[Dataset records]
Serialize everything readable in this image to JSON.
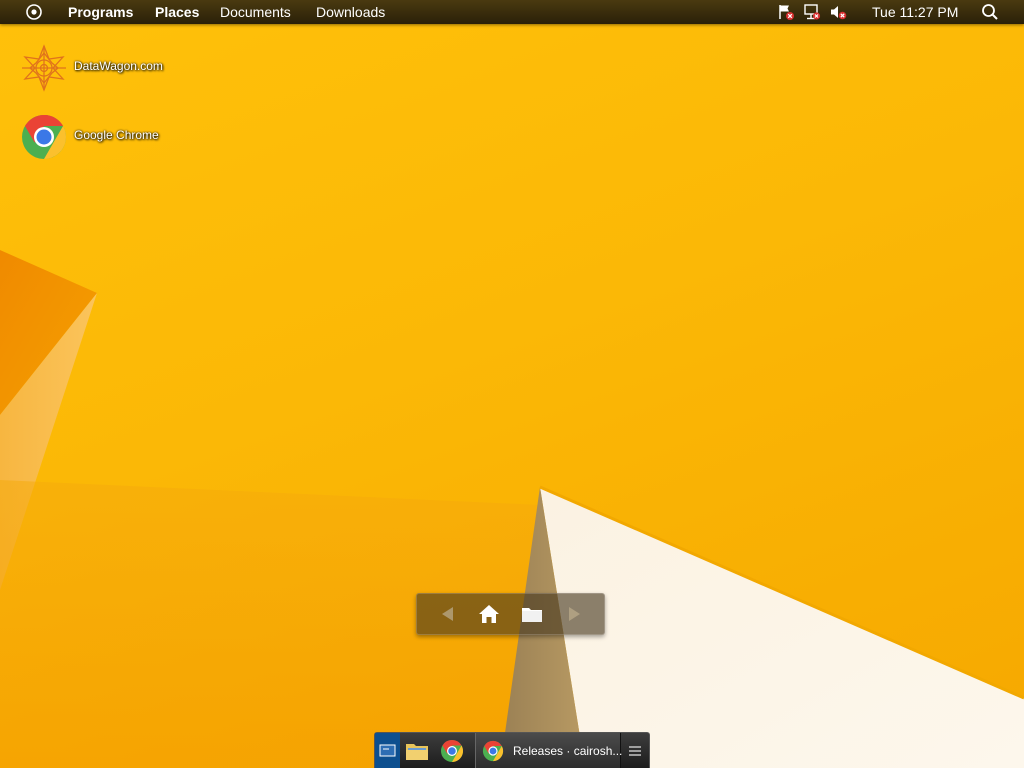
{
  "top_panel": {
    "menu": [
      "Programs",
      "Places",
      "Documents",
      "Downloads"
    ],
    "tray_icons": [
      "flag-alert-icon",
      "network-disconnected-icon",
      "volume-muted-icon"
    ],
    "clock": "Tue 11:27 PM",
    "search_icon": "search-icon",
    "start_icon": "start-menu-icon"
  },
  "desktop": {
    "shortcuts": [
      {
        "label": "DataWagon.com",
        "icon": "datawagon-logo-icon"
      },
      {
        "label": "Google Chrome",
        "icon": "chrome-icon"
      }
    ]
  },
  "navigator": {
    "buttons": [
      "back-arrow-icon",
      "home-icon",
      "folder-icon",
      "forward-arrow-icon"
    ]
  },
  "taskbar": {
    "launchers": [
      "show-desktop-icon",
      "file-manager-icon",
      "chrome-icon"
    ],
    "windows": [
      {
        "label": "Releases · cairosh...",
        "icon": "chrome-icon"
      }
    ],
    "menu_icon": "hamburger-menu-icon"
  },
  "colors": {
    "wallpaper": "#fbb806",
    "panel": "#2a2008",
    "accent": "#0d4f8f"
  }
}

Aim =>
Copy each line of the records precisely and drop any images they hold.

Output of the task =>
Serialize everything readable in this image to JSON.
{
  "top_panel": {
    "menu": [
      "Programs",
      "Places",
      "Documents",
      "Downloads"
    ],
    "tray_icons": [
      "flag-alert-icon",
      "network-disconnected-icon",
      "volume-muted-icon"
    ],
    "clock": "Tue 11:27 PM",
    "search_icon": "search-icon",
    "start_icon": "start-menu-icon"
  },
  "desktop": {
    "shortcuts": [
      {
        "label": "DataWagon.com",
        "icon": "datawagon-logo-icon"
      },
      {
        "label": "Google Chrome",
        "icon": "chrome-icon"
      }
    ]
  },
  "navigator": {
    "buttons": [
      "back-arrow-icon",
      "home-icon",
      "folder-icon",
      "forward-arrow-icon"
    ]
  },
  "taskbar": {
    "launchers": [
      "show-desktop-icon",
      "file-manager-icon",
      "chrome-icon"
    ],
    "windows": [
      {
        "label": "Releases · cairosh...",
        "icon": "chrome-icon"
      }
    ],
    "menu_icon": "hamburger-menu-icon"
  },
  "colors": {
    "wallpaper": "#fbb806",
    "panel": "#2a2008",
    "accent": "#0d4f8f"
  }
}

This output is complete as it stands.